**待解問題:** 把這段 SpotDiff 討論串從「MIT License」一路往下到「data for reference)」重抄一遍，並將其中的「location」改稱「site」。
---- 文件節錄
Disfactory / SpotDiff

SpotDiff專案希望能讓鄉民比對 2016.5.20 前後衛星雲圖,去抓出農委會五萬筆資料中的疑似工廠位址上的建物是不是新增建物,可以集中火力去檢舉或是可以把台灣疑似工廠的地點掃一遍。
MIT License
6 stars 3 forks source link

[Data Model] Decide whether to clone or reference factory/location data from disfactory project #8

Closed Sourbiebie closed 2 years ago

Sourbiebie commented 3 years ago

Is it possible to have the table header of factory/location data from the disfactory project to proceed the discussion? (And if possible, some data for reference)

https://docs.google.com/presentation/d/1hyak0PdXA3CpxSC82T7ahmp0AbqjEJS2c3AcnhURpnw/edit#slide=id.gf5e3502c4a_2_0

[LittleWhiteYA]

  1. 我稍微看了一下,覺得如果 city_name, town_name, lat 和 lng 都是從 factory 來的話 要不要乾脆直接就拿掉 在 query location 的時候直接 join factory table 然後再下 where 做 filter 就好 這樣可能可以避免未來 location 和 factory 資料不一致的情形發生

2.這邊會想要問說想要分開成不同 database 的原因~? 因為 location 和 factory 的關聯性看起來蠻強的,我上面的想法在建立在會放在同個 database 的基礎上

[YAlgorithm] 還沒決定 我還在用基礎的MVC架構

[ael] 可以先確認 DB 真的要分開嗎?才能談要怎麼寫 script dump 資料

[酸酸的] 我想說先瞭解一下disfactory的DB table 如何設計的,再來討論一下是否真的需要分開

[swind] 可以請 @deeper 將 factory 的 table export 成 csv 給你,這樣上面應該就會有欄位資料,以及所有工廠的資訊了。 但是不會有其他的資訊,例如公文資訊等

Sourbiebie commented 3 years ago

Got CSV and API document from deeper.
--------
---- 儲存資料
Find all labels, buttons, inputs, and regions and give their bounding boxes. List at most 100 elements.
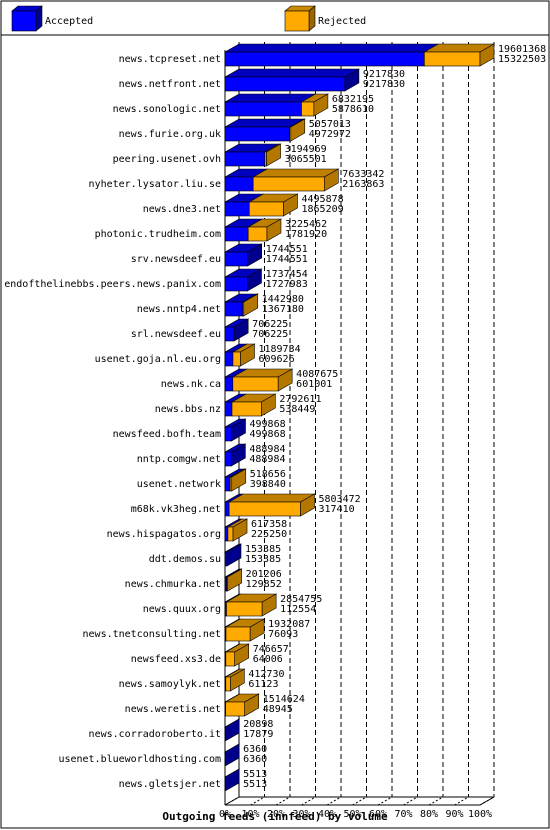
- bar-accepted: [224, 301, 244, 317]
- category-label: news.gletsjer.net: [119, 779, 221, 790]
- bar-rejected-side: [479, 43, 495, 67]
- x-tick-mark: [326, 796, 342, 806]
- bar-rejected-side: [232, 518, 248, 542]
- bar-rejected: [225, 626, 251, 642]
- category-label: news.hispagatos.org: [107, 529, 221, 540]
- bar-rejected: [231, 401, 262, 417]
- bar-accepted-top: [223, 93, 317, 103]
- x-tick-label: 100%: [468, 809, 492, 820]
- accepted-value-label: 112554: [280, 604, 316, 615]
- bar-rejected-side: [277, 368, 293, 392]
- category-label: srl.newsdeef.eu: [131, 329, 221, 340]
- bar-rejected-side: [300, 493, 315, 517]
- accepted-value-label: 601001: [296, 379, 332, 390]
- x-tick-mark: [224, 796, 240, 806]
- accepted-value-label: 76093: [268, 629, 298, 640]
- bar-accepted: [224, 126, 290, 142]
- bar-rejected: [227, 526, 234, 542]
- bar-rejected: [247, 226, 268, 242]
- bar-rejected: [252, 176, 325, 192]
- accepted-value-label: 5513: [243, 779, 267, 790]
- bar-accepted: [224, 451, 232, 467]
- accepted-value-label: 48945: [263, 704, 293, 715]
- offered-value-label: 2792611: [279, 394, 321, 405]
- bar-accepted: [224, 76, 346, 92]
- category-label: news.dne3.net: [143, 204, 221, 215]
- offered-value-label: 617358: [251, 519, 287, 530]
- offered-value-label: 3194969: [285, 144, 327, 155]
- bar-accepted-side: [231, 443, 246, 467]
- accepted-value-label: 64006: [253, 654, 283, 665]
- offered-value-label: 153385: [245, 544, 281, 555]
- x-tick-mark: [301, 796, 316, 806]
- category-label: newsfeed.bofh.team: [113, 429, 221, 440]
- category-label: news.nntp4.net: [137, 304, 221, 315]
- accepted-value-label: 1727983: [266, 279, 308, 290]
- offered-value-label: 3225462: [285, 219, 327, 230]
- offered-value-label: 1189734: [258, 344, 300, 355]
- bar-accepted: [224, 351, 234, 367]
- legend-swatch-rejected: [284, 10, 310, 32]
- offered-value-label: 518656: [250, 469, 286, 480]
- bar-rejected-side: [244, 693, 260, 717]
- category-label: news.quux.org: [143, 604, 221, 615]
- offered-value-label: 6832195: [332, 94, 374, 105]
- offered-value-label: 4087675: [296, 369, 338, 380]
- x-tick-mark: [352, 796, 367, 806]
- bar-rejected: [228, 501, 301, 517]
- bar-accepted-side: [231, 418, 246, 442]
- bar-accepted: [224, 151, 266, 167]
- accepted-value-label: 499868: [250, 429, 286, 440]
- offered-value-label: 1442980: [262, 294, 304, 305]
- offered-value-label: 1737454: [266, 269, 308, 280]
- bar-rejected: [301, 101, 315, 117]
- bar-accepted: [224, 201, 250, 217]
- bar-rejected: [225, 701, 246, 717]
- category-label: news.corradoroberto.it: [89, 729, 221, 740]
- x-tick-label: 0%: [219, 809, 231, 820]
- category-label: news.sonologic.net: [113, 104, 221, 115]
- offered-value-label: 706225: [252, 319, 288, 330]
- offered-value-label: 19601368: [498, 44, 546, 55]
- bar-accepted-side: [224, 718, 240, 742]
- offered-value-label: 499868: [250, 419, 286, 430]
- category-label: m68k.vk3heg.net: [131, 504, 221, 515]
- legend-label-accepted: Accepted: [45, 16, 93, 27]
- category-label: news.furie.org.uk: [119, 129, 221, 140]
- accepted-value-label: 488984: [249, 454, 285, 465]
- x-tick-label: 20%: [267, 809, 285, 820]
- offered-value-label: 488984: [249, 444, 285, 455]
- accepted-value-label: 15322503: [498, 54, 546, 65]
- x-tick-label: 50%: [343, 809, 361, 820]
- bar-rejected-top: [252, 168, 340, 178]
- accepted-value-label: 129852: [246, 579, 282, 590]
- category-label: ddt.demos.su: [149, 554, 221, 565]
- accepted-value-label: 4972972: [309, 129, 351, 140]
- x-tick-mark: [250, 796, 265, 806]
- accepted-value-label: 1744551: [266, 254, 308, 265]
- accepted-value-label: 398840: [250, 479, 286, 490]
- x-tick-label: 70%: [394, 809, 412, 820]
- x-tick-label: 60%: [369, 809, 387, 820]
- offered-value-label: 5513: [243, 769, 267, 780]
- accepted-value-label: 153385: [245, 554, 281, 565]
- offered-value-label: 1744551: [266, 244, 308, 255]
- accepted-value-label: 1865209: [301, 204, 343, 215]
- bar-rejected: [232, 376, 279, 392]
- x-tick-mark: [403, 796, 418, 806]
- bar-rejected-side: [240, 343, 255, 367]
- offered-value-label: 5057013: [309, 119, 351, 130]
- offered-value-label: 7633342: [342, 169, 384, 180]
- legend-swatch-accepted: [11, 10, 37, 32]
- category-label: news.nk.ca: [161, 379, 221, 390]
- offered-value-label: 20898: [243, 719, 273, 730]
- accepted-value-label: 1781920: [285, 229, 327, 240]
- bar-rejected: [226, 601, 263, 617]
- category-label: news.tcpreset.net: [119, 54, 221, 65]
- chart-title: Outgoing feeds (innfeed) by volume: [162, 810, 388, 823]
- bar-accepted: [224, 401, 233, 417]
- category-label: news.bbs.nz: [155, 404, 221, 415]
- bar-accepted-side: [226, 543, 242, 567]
--------
---- 儲存資料
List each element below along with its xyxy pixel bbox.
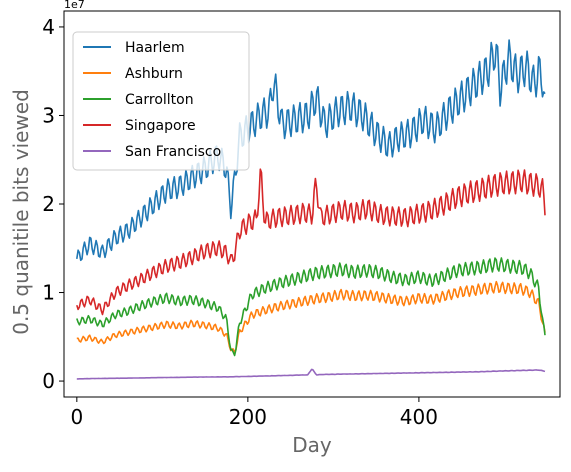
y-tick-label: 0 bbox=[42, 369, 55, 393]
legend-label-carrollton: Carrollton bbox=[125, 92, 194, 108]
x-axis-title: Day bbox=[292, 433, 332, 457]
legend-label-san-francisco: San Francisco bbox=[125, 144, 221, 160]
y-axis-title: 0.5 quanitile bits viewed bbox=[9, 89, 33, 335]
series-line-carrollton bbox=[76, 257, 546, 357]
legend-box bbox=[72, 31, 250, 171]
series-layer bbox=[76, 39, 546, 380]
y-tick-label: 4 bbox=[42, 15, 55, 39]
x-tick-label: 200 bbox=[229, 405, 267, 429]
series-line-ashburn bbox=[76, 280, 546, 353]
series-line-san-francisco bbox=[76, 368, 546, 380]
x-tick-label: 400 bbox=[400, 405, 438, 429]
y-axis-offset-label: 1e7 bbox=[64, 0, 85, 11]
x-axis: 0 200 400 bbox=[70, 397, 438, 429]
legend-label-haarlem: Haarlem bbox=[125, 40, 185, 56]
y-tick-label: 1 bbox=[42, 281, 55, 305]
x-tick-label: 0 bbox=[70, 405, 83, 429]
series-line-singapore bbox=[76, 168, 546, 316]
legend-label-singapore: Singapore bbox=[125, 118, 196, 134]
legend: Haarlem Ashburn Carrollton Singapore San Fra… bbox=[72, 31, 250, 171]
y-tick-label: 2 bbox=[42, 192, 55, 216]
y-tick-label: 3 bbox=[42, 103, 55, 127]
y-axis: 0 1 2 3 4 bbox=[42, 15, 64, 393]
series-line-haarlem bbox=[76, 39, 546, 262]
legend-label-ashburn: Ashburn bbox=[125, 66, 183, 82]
--------
---- 儲存資料
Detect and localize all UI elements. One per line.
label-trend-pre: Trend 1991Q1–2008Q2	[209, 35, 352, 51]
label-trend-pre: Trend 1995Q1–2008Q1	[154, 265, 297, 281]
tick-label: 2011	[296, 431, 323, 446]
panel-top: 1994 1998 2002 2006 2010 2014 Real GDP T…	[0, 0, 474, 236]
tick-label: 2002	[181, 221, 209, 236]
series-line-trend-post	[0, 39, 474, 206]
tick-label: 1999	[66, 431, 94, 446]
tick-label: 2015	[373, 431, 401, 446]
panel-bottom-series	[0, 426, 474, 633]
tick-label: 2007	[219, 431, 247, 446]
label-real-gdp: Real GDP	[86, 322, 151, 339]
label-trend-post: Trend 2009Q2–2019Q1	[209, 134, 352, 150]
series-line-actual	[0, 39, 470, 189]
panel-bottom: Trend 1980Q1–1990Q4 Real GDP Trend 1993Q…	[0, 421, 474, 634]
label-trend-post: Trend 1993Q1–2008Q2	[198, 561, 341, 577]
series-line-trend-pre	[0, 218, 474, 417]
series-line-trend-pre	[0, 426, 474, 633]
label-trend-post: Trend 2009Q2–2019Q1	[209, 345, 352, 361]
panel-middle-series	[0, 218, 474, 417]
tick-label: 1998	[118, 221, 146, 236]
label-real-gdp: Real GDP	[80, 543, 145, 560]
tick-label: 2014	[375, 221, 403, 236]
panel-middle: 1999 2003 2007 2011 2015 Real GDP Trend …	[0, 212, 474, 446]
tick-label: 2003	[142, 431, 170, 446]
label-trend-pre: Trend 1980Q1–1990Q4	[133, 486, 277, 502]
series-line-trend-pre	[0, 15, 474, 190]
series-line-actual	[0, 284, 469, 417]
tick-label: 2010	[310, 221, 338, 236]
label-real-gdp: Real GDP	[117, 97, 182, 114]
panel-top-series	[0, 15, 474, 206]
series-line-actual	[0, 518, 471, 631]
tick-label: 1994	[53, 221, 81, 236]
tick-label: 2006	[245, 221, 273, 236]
--------
**練習結果:**
MIT License
6 stars 3 forks source link

[Data Model] Decide whether to clone or reference factory/site data from disfactory project #8

Closed Sourbiebie closed 2 years ago

Sourbiebie commented 3 years ago

Is it possible to have the table header of factory/site data from the disfactory project to proceed the discussion? (And if possible, some data for reference)